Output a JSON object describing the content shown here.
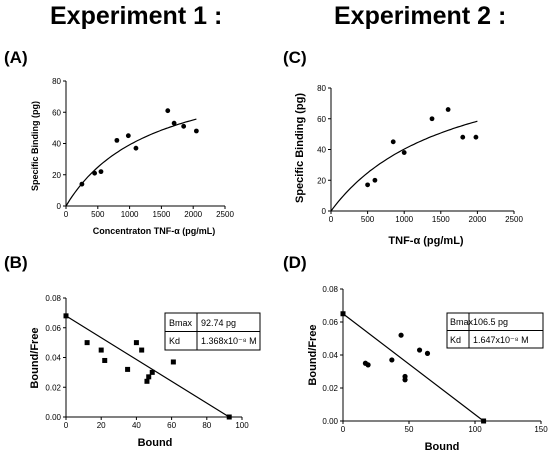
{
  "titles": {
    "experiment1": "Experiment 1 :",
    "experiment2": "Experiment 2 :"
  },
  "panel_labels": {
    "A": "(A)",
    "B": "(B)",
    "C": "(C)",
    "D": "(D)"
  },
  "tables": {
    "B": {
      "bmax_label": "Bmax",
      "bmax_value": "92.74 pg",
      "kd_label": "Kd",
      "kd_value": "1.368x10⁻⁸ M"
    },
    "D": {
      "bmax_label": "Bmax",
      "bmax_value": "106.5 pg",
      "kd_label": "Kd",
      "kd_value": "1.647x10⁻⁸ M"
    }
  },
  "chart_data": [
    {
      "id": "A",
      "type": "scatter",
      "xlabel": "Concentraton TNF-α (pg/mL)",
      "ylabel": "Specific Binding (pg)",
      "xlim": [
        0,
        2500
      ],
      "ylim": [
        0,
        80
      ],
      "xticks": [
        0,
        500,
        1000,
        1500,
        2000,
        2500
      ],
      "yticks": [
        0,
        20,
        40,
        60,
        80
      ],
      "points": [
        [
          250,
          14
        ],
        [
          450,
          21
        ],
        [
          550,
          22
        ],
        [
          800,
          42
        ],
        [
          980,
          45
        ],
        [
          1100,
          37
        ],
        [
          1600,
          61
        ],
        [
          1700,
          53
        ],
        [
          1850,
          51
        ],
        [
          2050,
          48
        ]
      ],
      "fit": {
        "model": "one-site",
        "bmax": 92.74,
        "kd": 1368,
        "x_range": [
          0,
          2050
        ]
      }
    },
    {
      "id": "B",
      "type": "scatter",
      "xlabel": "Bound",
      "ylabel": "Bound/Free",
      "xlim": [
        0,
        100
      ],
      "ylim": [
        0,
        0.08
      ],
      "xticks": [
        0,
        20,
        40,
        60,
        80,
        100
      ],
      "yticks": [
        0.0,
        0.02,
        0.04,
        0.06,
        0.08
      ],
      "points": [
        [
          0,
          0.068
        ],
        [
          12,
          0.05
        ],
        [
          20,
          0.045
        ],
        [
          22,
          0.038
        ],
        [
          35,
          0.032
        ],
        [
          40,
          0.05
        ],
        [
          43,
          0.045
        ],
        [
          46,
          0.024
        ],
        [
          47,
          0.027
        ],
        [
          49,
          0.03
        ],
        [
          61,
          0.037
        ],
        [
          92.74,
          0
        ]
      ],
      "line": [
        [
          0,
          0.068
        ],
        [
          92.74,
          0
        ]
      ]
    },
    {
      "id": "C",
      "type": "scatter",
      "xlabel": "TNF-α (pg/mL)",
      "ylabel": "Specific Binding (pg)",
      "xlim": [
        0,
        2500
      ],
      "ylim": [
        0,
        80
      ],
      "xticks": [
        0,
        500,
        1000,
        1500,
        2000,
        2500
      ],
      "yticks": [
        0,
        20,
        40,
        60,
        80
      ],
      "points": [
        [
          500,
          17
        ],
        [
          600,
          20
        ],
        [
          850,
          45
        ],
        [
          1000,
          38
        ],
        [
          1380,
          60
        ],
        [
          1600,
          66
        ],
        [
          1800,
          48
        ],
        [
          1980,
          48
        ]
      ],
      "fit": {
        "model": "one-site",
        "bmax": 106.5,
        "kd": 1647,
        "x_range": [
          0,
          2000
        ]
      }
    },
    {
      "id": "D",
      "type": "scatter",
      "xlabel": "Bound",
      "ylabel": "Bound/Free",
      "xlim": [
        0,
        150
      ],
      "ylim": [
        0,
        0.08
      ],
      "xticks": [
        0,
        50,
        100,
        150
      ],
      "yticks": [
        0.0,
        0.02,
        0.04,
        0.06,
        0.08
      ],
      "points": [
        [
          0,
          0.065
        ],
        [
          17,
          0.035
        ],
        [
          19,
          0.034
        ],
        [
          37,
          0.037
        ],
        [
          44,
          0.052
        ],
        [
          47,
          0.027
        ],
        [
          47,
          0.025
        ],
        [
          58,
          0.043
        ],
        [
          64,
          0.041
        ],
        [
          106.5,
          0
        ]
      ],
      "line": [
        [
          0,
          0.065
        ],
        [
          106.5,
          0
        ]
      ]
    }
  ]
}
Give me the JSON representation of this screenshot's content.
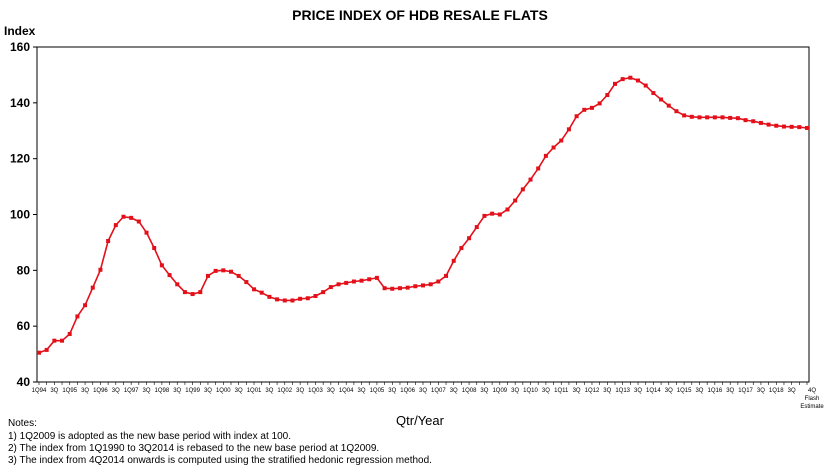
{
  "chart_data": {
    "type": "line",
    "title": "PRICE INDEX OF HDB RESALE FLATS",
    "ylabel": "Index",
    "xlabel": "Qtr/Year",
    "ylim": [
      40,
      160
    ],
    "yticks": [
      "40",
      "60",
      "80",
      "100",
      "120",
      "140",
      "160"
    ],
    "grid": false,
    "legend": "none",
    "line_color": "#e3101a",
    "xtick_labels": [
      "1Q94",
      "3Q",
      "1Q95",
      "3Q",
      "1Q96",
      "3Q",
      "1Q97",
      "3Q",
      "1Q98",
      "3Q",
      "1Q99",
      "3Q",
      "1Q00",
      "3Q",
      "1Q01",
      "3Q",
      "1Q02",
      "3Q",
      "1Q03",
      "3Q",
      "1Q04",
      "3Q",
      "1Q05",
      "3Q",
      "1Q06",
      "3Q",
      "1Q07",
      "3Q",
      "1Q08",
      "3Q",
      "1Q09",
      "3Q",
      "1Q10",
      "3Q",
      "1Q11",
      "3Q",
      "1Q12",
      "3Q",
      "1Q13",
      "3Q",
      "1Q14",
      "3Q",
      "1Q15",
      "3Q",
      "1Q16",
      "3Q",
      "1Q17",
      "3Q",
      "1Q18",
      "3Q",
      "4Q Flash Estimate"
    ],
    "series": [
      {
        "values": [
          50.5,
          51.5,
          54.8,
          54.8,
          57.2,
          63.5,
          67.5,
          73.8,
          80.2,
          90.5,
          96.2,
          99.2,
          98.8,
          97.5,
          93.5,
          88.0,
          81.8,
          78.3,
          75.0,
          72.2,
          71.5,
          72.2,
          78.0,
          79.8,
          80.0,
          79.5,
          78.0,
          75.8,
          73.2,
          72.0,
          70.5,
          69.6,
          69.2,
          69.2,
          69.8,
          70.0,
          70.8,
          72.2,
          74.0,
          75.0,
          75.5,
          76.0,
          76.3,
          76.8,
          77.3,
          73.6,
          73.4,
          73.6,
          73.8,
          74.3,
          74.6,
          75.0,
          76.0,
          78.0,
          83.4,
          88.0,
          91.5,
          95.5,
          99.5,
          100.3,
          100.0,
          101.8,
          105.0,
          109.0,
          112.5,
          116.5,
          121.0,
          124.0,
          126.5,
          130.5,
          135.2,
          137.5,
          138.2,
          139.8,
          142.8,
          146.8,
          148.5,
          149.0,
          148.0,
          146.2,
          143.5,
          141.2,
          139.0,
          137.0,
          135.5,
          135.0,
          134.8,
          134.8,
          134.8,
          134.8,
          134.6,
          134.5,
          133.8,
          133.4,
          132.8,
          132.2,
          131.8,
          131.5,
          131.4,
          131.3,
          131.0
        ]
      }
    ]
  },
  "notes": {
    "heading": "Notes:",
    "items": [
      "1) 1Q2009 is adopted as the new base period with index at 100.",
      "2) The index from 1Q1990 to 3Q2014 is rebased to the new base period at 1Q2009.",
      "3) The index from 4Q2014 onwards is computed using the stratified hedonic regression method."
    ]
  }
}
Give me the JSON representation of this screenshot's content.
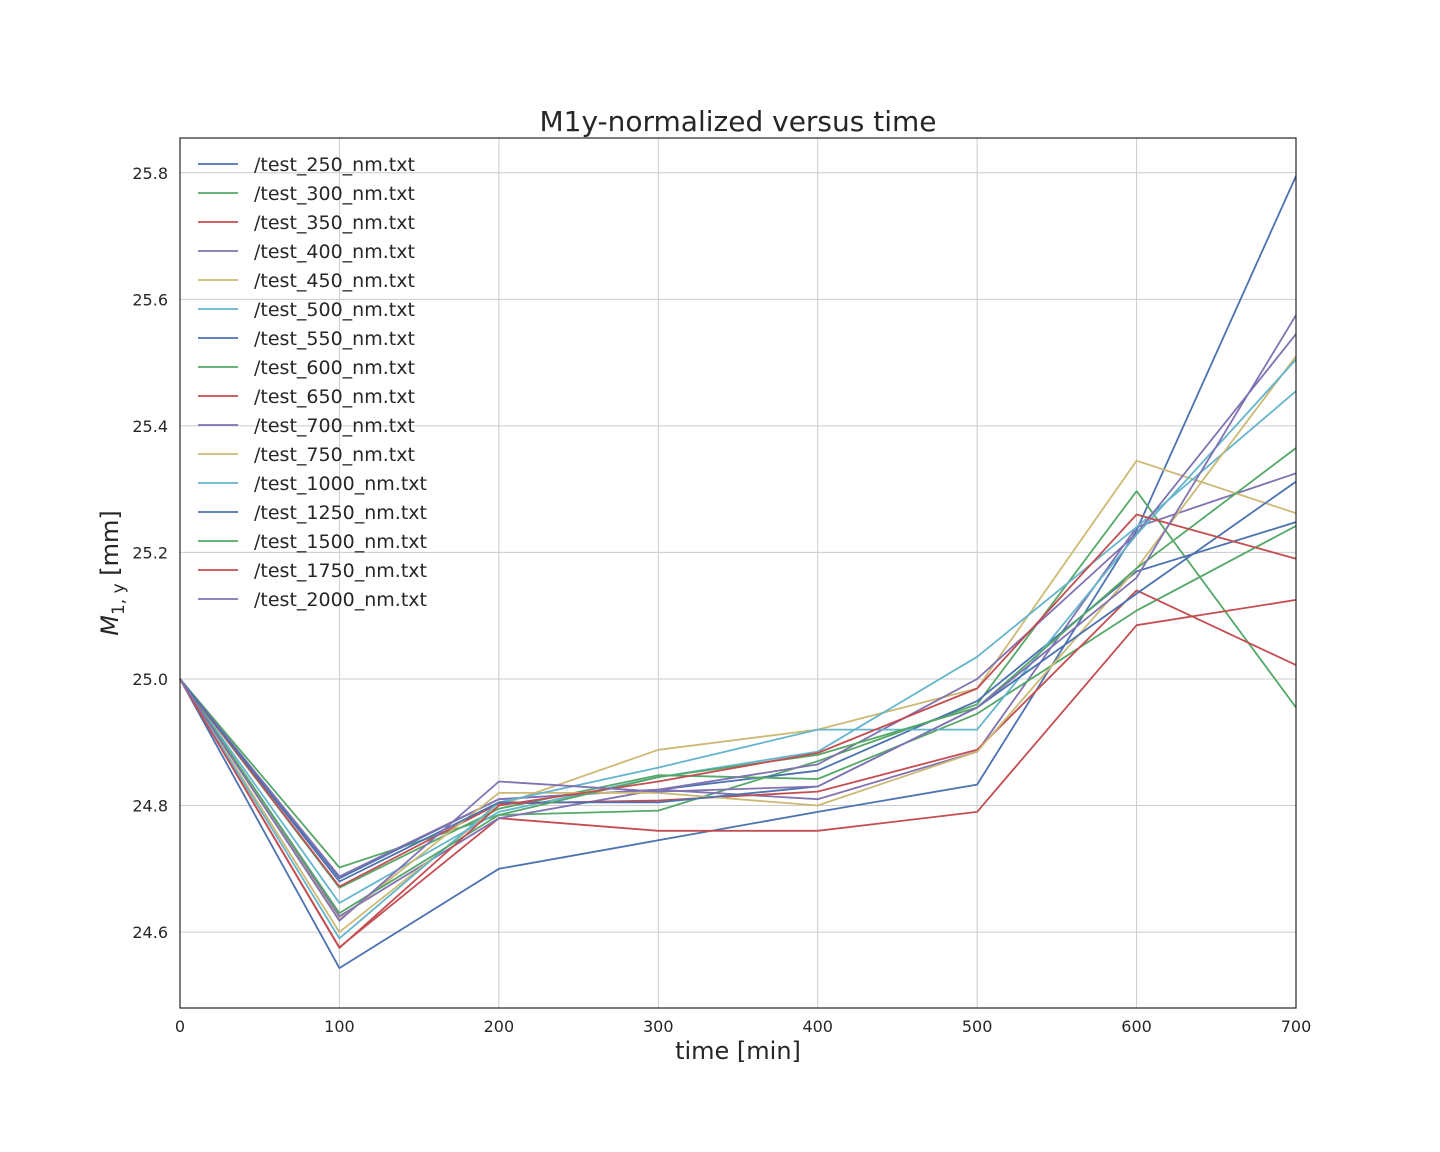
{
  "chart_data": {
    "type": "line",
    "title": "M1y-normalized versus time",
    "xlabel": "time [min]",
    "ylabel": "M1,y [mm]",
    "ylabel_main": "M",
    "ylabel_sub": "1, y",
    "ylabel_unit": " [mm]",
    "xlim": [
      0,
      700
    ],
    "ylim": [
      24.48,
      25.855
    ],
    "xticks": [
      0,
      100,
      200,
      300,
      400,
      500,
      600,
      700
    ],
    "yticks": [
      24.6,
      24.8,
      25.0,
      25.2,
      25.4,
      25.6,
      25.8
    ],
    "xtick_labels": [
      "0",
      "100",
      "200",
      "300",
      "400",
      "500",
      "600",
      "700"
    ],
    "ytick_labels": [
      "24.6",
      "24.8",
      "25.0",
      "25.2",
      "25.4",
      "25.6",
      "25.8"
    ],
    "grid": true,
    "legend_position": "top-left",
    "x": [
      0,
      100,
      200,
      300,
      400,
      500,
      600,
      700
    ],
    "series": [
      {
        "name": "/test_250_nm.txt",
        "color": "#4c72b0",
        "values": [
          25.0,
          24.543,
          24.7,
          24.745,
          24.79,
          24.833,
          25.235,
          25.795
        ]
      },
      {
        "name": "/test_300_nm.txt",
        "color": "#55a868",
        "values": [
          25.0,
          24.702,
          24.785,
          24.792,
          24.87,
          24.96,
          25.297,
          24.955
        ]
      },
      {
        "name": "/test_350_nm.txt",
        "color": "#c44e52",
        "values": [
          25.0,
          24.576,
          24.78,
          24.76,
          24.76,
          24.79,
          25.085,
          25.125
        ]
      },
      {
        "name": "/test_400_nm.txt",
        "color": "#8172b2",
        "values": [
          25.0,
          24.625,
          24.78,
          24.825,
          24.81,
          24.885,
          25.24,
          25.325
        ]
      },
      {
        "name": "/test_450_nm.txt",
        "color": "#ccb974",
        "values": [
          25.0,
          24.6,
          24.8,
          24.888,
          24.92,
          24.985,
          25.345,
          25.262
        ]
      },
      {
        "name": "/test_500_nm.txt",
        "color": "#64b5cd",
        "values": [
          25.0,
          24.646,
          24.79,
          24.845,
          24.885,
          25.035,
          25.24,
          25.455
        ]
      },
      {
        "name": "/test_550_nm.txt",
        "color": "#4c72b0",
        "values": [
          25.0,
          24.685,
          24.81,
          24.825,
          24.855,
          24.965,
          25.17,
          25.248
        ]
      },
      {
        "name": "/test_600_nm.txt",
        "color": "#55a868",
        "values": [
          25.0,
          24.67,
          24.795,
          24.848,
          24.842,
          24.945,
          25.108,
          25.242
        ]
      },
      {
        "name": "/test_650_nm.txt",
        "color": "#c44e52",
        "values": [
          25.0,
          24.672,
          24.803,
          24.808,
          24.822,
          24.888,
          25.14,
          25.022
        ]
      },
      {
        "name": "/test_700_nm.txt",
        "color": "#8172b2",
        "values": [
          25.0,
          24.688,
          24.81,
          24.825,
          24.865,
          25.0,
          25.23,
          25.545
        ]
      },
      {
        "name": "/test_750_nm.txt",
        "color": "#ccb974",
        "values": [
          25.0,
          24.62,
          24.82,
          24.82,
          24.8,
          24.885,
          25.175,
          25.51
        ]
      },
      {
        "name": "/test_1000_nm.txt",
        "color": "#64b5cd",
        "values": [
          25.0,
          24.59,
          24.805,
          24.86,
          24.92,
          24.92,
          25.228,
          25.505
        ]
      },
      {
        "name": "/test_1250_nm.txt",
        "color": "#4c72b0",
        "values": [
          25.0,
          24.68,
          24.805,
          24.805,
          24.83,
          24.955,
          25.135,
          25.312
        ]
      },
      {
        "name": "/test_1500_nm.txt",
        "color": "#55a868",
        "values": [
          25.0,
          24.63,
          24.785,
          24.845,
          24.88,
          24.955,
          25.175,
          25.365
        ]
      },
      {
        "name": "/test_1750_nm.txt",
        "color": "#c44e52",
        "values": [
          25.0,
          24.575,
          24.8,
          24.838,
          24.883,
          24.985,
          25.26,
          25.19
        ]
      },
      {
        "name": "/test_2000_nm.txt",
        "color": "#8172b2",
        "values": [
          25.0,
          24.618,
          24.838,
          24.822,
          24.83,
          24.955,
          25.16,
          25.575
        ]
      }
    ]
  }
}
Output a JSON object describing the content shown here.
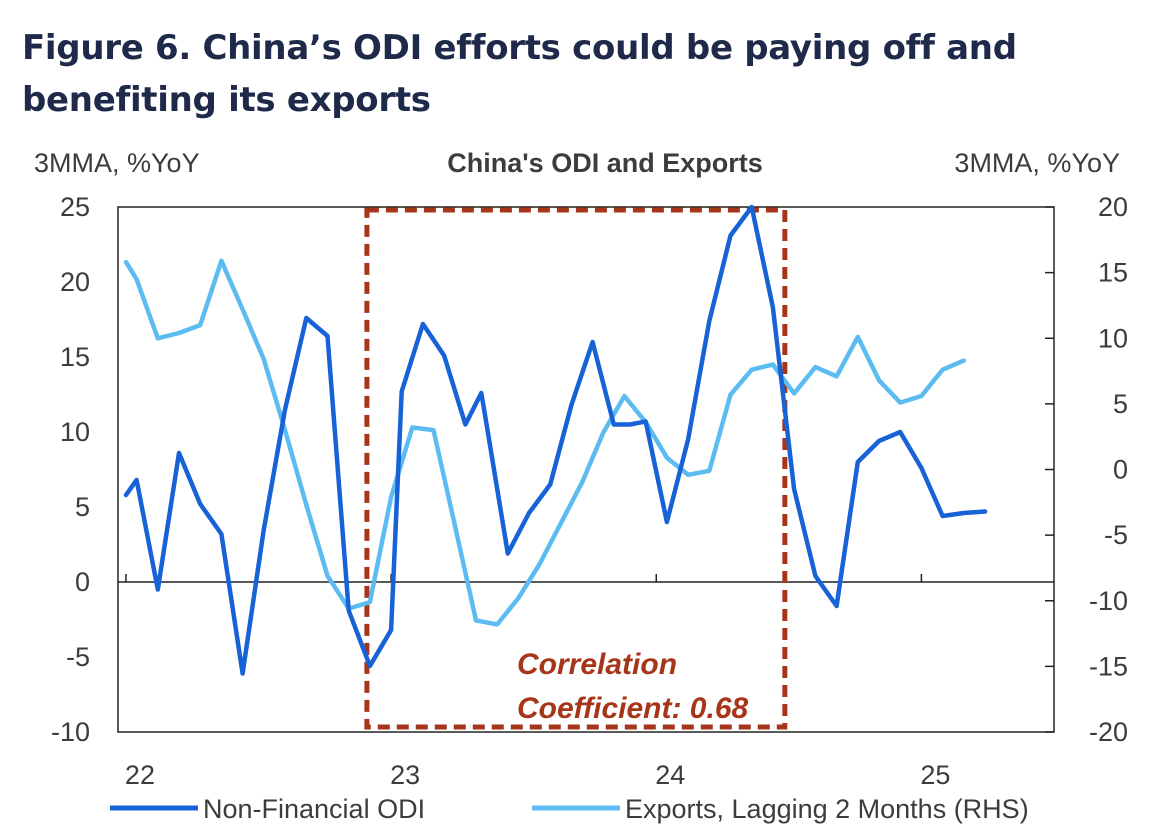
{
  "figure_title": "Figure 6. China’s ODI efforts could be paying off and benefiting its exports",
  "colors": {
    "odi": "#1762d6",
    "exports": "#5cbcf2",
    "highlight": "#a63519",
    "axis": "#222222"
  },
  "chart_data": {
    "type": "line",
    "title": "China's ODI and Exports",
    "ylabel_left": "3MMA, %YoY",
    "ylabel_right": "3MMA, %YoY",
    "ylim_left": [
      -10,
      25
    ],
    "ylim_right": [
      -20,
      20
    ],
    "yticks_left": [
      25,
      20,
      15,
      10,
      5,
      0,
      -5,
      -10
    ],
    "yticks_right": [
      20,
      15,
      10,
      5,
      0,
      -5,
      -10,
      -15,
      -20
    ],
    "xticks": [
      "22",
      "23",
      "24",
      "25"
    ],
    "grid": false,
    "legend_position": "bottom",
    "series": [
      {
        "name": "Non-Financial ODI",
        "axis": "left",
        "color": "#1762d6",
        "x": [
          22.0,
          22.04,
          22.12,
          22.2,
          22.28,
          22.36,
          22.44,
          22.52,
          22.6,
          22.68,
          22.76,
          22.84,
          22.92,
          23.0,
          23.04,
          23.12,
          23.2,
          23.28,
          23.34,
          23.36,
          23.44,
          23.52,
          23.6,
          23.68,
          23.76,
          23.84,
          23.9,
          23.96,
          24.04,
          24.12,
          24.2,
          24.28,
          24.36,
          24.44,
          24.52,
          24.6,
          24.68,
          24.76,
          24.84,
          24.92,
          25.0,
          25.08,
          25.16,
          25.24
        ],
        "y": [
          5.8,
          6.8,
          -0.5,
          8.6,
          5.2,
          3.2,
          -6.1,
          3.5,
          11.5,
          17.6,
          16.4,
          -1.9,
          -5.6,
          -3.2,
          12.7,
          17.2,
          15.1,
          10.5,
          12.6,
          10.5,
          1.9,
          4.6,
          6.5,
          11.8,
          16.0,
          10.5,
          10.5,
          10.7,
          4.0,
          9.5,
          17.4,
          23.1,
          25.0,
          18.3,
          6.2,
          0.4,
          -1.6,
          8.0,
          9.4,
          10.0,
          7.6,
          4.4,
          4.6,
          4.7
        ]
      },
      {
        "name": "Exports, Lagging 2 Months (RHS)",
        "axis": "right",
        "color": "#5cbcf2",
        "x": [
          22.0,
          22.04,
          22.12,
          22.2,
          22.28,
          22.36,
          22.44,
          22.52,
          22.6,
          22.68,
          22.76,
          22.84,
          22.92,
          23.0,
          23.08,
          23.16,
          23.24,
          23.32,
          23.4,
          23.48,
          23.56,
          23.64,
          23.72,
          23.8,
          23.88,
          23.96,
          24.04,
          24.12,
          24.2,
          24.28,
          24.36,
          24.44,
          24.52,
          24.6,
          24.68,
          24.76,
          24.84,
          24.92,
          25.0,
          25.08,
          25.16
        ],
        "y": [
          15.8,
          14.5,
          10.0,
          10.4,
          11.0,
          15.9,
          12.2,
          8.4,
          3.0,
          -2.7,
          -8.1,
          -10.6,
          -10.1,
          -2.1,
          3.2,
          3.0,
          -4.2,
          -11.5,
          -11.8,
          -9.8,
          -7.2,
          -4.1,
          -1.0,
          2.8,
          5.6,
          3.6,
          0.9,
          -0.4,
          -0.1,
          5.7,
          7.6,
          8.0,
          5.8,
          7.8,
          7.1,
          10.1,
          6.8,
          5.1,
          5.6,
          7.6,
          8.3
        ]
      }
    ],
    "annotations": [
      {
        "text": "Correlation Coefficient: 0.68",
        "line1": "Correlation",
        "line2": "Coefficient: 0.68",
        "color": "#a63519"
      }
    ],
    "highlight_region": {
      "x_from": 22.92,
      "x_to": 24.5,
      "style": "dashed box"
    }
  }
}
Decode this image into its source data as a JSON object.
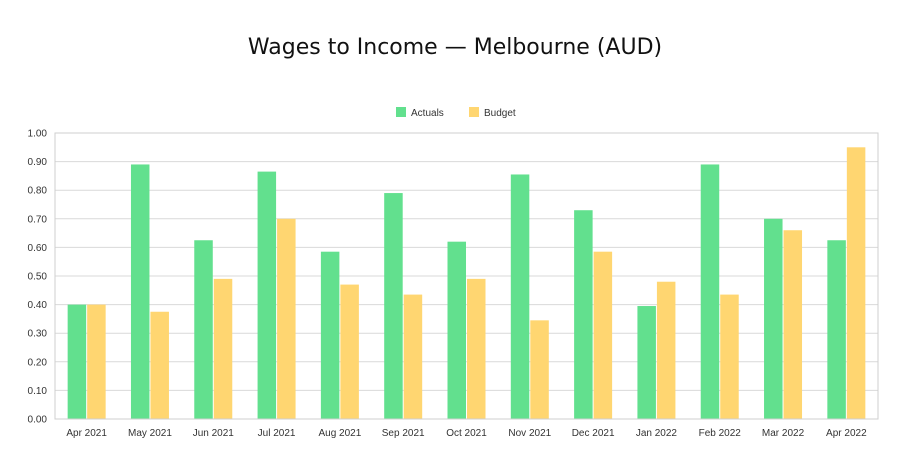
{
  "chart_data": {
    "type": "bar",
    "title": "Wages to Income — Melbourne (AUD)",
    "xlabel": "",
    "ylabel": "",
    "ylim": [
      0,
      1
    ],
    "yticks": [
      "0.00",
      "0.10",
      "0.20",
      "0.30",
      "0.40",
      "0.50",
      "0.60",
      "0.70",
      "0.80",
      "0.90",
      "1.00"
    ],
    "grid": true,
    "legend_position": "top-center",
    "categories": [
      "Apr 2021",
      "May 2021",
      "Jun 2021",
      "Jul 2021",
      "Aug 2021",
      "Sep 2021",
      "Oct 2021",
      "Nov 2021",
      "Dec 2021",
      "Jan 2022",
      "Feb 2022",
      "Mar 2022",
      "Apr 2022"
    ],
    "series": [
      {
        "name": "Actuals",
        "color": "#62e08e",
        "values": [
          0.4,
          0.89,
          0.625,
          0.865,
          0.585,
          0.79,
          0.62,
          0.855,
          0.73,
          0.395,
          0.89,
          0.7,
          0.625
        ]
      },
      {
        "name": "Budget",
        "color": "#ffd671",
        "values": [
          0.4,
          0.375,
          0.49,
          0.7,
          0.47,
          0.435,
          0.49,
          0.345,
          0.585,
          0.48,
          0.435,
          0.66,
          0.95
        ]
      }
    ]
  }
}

_ _ _

**TO DO**
Which lines contain the word "base"? Copy each of them.

**FULL OUTPUT**
      "1) 1Q2009 is adopted as the new base period with index at 100.",
      "2) The index from 1Q1990 to 3Q2014 is rebased to the new base period at 1Q2009.",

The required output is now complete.